### DIRECTION:
Could you copy every line of the entries below verbatim, without changing anything?

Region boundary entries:
· · ·
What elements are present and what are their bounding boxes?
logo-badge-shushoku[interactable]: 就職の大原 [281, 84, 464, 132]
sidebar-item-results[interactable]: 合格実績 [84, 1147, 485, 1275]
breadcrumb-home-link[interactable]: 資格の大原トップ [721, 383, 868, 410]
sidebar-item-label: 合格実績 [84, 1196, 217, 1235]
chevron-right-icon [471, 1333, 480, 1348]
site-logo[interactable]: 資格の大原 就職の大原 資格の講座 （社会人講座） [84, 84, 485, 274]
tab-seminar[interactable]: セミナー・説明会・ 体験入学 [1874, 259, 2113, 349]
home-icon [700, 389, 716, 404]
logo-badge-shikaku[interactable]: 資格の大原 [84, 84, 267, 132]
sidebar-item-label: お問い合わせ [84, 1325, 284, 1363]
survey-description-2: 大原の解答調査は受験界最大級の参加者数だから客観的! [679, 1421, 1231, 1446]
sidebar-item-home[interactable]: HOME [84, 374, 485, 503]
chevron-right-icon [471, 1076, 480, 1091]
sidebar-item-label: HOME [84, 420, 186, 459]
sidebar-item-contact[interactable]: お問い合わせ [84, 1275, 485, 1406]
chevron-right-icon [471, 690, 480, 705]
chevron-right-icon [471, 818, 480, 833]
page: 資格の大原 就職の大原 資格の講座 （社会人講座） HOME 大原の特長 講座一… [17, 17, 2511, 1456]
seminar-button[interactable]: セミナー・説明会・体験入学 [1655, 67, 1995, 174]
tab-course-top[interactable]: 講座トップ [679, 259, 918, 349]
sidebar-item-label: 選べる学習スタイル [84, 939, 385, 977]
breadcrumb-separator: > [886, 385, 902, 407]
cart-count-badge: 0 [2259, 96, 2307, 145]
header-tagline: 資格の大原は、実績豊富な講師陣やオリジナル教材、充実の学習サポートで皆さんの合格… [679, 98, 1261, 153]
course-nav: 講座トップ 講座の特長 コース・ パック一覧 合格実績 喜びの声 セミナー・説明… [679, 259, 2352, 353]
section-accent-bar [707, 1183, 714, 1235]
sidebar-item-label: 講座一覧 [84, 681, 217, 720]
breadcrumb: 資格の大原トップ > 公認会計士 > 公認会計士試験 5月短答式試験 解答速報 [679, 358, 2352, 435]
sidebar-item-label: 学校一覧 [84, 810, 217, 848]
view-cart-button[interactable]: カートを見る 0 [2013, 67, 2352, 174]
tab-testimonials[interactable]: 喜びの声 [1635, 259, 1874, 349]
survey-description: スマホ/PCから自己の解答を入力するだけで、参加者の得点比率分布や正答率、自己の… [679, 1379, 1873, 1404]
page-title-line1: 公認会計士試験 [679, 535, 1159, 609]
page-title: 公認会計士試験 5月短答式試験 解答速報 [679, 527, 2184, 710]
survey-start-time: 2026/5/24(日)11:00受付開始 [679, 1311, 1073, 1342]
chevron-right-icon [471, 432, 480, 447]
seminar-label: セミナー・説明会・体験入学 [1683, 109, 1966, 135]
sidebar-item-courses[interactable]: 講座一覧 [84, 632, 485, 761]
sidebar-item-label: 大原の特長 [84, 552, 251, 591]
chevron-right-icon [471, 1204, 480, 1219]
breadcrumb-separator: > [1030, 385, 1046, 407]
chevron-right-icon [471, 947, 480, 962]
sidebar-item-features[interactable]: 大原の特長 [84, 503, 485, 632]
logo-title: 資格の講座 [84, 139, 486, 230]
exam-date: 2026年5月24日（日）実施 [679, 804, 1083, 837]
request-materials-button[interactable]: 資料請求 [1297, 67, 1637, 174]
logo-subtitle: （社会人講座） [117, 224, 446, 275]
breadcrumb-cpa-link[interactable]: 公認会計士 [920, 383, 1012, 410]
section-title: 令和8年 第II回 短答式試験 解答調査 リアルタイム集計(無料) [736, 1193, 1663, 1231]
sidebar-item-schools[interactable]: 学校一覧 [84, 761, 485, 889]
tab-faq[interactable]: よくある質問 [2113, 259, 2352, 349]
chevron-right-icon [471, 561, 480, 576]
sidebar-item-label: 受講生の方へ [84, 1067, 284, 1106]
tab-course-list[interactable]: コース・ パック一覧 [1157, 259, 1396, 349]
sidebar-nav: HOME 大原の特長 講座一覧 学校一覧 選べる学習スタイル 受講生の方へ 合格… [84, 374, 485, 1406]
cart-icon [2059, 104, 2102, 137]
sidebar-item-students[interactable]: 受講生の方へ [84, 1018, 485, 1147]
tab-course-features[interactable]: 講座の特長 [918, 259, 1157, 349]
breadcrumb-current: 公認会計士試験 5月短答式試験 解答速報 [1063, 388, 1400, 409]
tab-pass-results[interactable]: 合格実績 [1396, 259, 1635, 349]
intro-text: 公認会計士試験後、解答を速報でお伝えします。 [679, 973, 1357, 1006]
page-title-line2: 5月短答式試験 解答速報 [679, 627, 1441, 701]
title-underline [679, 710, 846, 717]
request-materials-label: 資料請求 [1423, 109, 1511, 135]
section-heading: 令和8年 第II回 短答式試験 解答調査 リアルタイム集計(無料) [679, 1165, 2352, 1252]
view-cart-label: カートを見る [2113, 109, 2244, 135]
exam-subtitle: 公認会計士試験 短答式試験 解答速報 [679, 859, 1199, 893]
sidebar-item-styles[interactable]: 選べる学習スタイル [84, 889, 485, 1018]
· · ·
### THE COMPLETED TASK:
What elements are present and what are their bounding boxes?
logo-badge-shushoku[interactable]: 就職の大原 [281, 84, 464, 132]
sidebar-item-results[interactable]: 合格実績 [84, 1147, 485, 1275]
breadcrumb-home-link[interactable]: 資格の大原トップ [721, 383, 868, 410]
sidebar-item-label: 合格実績 [84, 1196, 217, 1235]
chevron-right-icon [471, 1333, 480, 1348]
site-logo[interactable]: 資格の大原 就職の大原 資格の講座 （社会人講座） [84, 84, 485, 274]
tab-seminar[interactable]: セミナー・説明会・ 体験入学 [1874, 259, 2113, 349]
home-icon [700, 389, 716, 404]
logo-badge-shikaku[interactable]: 資格の大原 [84, 84, 267, 132]
sidebar-item-label: お問い合わせ [84, 1325, 284, 1363]
survey-description-2: 大原の解答調査は受験界最大級の参加者数だから客観的! [679, 1421, 1231, 1446]
sidebar-item-home[interactable]: HOME [84, 374, 485, 503]
chevron-right-icon [471, 1076, 480, 1091]
sidebar-item-label: HOME [84, 420, 186, 459]
sidebar-item-contact[interactable]: お問い合わせ [84, 1275, 485, 1406]
chevron-right-icon [471, 690, 480, 705]
chevron-right-icon [471, 818, 480, 833]
page: 資格の大原 就職の大原 資格の講座 （社会人講座） HOME 大原の特長 講座一… [17, 17, 2511, 1456]
seminar-button[interactable]: セミナー・説明会・体験入学 [1655, 67, 1995, 174]
tab-course-top[interactable]: 講座トップ [679, 259, 918, 349]
sidebar-item-label: 選べる学習スタイル [84, 939, 385, 977]
breadcrumb-separator: > [886, 385, 902, 407]
cart-count-badge: 0 [2259, 96, 2307, 145]
header-tagline: 資格の大原は、実績豊富な講師陣やオリジナル教材、充実の学習サポートで皆さんの合格… [679, 98, 1261, 153]
course-nav: 講座トップ 講座の特長 コース・ パック一覧 合格実績 喜びの声 セミナー・説明… [679, 259, 2352, 353]
section-accent-bar [707, 1183, 714, 1235]
sidebar-item-label: 講座一覧 [84, 681, 217, 720]
breadcrumb: 資格の大原トップ > 公認会計士 > 公認会計士試験 5月短答式試験 解答速報 [679, 358, 2352, 435]
sidebar-item-label: 学校一覧 [84, 810, 217, 848]
view-cart-button[interactable]: カートを見る 0 [2013, 67, 2352, 174]
tab-testimonials[interactable]: 喜びの声 [1635, 259, 1874, 349]
survey-description: スマホ/PCから自己の解答を入力するだけで、参加者の得点比率分布や正答率、自己の… [679, 1379, 1873, 1404]
page-title-line1: 公認会計士試験 [679, 535, 1159, 609]
page-title: 公認会計士試験 5月短答式試験 解答速報 [679, 527, 2184, 710]
survey-start-time: 2026/5/24(日)11:00受付開始 [679, 1311, 1073, 1342]
chevron-right-icon [471, 432, 480, 447]
seminar-label: セミナー・説明会・体験入学 [1683, 109, 1966, 135]
sidebar-item-courses[interactable]: 講座一覧 [84, 632, 485, 761]
sidebar-item-label: 大原の特長 [84, 552, 251, 591]
chevron-right-icon [471, 1204, 480, 1219]
breadcrumb-separator: > [1030, 385, 1046, 407]
chevron-right-icon [471, 947, 480, 962]
sidebar-item-features[interactable]: 大原の特長 [84, 503, 485, 632]
logo-title: 資格の講座 [84, 139, 486, 230]
exam-date: 2026年5月24日（日）実施 [679, 804, 1083, 837]
request-materials-button[interactable]: 資料請求 [1297, 67, 1637, 174]
logo-subtitle: （社会人講座） [117, 224, 446, 275]
breadcrumb-cpa-link[interactable]: 公認会計士 [920, 383, 1012, 410]
section-title: 令和8年 第II回 短答式試験 解答調査 リアルタイム集計(無料) [736, 1193, 1663, 1231]
sidebar-item-schools[interactable]: 学校一覧 [84, 761, 485, 889]
tab-faq[interactable]: よくある質問 [2113, 259, 2352, 349]
chevron-right-icon [471, 561, 480, 576]
sidebar-item-label: 受講生の方へ [84, 1067, 284, 1106]
tab-course-list[interactable]: コース・ パック一覧 [1157, 259, 1396, 349]
sidebar-nav: HOME 大原の特長 講座一覧 学校一覧 選べる学習スタイル 受講生の方へ 合格… [84, 374, 485, 1406]
cart-icon [2059, 104, 2102, 137]
sidebar-item-students[interactable]: 受講生の方へ [84, 1018, 485, 1147]
tab-course-features[interactable]: 講座の特長 [918, 259, 1157, 349]
breadcrumb-current: 公認会計士試験 5月短答式試験 解答速報 [1063, 388, 1400, 409]
tab-pass-results[interactable]: 合格実績 [1396, 259, 1635, 349]
intro-text: 公認会計士試験後、解答を速報でお伝えします。 [679, 973, 1357, 1006]
page-title-line2: 5月短答式試験 解答速報 [679, 627, 1441, 701]
title-underline [679, 710, 846, 717]
request-materials-label: 資料請求 [1423, 109, 1511, 135]
section-heading: 令和8年 第II回 短答式試験 解答調査 リアルタイム集計(無料) [679, 1165, 2352, 1252]
view-cart-label: カートを見る [2113, 109, 2244, 135]
exam-subtitle: 公認会計士試験 短答式試験 解答速報 [679, 859, 1199, 893]
sidebar-item-styles[interactable]: 選べる学習スタイル [84, 889, 485, 1018]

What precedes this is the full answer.